(Data excerpts)
## start
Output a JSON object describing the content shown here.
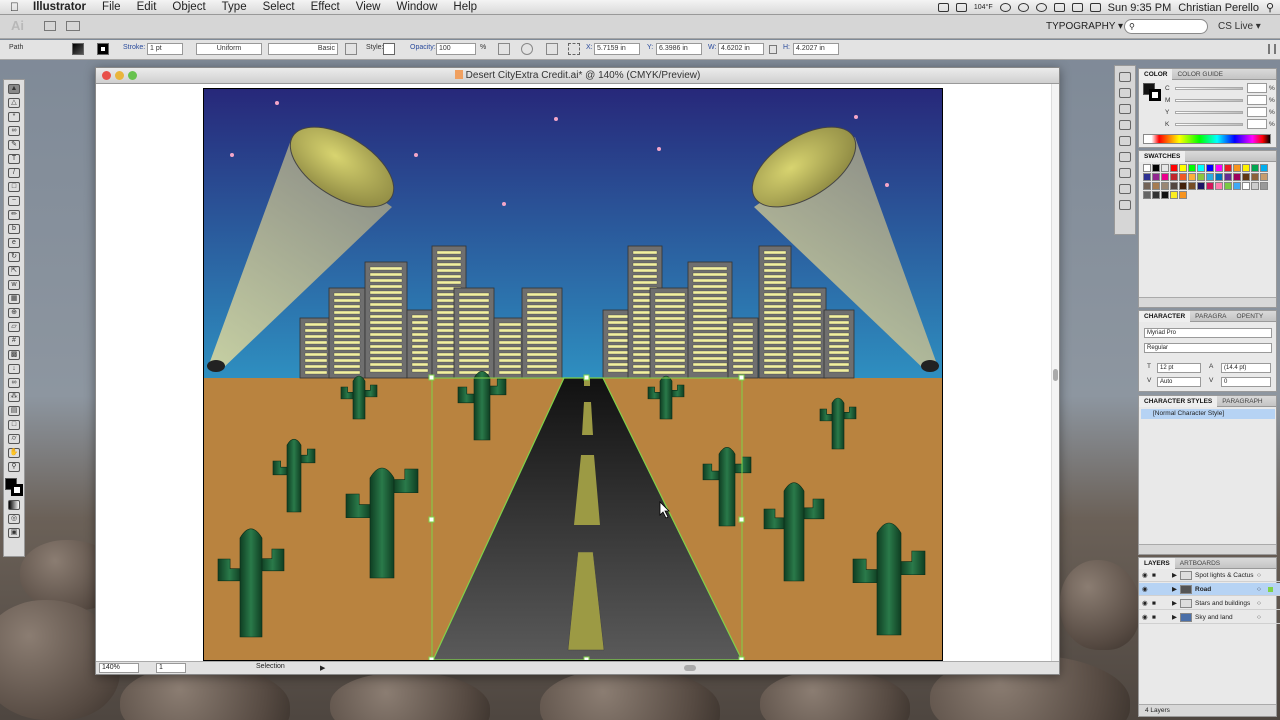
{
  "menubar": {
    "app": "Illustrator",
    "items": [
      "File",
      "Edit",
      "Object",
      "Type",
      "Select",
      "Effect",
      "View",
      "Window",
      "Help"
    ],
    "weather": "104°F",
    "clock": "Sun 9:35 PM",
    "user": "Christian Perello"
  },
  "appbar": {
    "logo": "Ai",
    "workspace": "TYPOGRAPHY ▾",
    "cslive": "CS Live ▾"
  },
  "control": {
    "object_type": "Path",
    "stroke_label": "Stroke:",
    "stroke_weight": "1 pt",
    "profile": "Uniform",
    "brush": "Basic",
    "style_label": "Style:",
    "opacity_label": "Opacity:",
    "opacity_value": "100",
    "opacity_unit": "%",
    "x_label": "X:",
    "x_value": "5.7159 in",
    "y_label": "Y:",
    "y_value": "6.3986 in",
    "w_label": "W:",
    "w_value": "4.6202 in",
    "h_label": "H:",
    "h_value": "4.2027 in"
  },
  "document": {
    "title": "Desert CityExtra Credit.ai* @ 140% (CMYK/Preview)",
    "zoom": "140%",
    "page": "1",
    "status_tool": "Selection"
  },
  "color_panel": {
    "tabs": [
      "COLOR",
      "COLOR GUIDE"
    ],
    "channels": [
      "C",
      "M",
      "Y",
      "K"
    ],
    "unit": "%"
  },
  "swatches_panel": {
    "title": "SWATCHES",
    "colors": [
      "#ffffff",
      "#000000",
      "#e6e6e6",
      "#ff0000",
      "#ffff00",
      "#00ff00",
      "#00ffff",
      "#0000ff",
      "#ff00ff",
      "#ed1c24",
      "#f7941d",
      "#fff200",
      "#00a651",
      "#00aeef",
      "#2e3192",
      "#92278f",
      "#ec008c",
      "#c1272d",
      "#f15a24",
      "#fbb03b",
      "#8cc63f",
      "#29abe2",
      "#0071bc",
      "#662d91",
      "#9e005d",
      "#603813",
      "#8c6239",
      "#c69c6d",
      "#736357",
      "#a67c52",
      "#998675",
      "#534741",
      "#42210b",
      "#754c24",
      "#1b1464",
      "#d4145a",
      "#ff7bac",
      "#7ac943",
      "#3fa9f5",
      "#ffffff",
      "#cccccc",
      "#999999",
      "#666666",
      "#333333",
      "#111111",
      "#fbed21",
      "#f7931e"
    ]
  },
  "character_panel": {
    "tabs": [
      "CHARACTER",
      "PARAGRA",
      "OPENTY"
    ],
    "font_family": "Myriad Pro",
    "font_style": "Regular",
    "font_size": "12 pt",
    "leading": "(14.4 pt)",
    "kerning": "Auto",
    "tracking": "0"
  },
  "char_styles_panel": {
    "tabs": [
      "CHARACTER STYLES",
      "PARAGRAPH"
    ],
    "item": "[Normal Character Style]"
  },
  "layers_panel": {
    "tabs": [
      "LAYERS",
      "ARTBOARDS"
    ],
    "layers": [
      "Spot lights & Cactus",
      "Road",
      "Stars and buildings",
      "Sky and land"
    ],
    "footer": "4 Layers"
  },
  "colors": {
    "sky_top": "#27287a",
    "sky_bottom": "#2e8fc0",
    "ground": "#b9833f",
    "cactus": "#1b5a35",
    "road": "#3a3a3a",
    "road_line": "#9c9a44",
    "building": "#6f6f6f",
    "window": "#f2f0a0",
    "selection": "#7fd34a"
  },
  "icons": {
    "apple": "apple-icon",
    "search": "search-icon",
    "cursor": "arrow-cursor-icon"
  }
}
## end
## start
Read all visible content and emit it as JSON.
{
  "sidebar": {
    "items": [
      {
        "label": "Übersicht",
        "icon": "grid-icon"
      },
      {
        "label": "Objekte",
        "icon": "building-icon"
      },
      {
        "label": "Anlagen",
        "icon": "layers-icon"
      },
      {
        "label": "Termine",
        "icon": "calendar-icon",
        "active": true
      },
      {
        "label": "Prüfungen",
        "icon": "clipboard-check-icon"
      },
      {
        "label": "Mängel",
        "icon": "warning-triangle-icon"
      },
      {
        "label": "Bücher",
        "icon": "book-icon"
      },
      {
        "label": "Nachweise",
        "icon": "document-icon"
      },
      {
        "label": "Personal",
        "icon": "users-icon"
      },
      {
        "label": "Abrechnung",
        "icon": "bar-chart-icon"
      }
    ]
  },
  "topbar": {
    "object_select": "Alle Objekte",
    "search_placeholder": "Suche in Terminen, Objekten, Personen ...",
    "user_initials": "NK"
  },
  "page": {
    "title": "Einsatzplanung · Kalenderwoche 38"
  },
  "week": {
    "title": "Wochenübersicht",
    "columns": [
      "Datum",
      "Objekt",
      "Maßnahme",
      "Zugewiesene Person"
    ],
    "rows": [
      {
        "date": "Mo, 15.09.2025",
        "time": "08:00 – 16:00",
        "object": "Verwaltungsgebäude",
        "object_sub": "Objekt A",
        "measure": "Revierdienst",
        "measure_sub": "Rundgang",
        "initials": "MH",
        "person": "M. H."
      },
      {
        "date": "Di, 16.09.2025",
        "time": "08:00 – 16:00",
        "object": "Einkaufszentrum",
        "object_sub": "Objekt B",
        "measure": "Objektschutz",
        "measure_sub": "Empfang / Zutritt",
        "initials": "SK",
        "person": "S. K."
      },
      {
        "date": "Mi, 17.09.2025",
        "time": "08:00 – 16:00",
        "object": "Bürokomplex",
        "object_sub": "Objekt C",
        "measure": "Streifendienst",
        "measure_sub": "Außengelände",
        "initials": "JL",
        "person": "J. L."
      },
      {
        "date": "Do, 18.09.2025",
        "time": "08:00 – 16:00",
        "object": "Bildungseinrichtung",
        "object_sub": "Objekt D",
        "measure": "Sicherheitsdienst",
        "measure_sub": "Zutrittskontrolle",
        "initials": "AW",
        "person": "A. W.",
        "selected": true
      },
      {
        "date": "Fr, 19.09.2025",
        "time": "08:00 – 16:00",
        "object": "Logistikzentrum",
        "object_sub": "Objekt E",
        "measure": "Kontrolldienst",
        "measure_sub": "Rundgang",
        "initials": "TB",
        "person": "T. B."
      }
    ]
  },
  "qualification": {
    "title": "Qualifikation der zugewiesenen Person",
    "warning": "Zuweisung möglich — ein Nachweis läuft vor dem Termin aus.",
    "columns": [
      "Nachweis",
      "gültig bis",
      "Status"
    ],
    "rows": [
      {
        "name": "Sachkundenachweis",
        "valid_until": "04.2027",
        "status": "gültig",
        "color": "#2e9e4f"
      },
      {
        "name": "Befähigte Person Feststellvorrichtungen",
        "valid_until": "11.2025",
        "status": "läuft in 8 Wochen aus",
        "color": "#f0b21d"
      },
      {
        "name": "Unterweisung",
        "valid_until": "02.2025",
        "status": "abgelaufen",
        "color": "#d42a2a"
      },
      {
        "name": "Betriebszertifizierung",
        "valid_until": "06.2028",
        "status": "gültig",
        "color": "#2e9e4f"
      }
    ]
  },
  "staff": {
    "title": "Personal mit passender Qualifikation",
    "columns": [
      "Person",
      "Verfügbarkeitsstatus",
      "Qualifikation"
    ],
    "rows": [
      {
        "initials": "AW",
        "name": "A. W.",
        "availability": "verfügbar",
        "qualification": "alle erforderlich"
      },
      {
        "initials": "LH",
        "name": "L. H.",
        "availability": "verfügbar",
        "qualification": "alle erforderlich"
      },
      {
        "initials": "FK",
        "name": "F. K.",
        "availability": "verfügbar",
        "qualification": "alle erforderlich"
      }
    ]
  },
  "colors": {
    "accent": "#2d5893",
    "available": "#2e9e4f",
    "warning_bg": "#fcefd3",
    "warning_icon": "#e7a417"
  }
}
## end
• [SET TASK]: Gather and return every line that holds the string "Qualifikation".

• [WRITTEN ANSWER]:
    "title": "Qualifikation der zugewiesenen Person",
    "title": "Personal mit passender Qualifikation",
      "Qualifikation"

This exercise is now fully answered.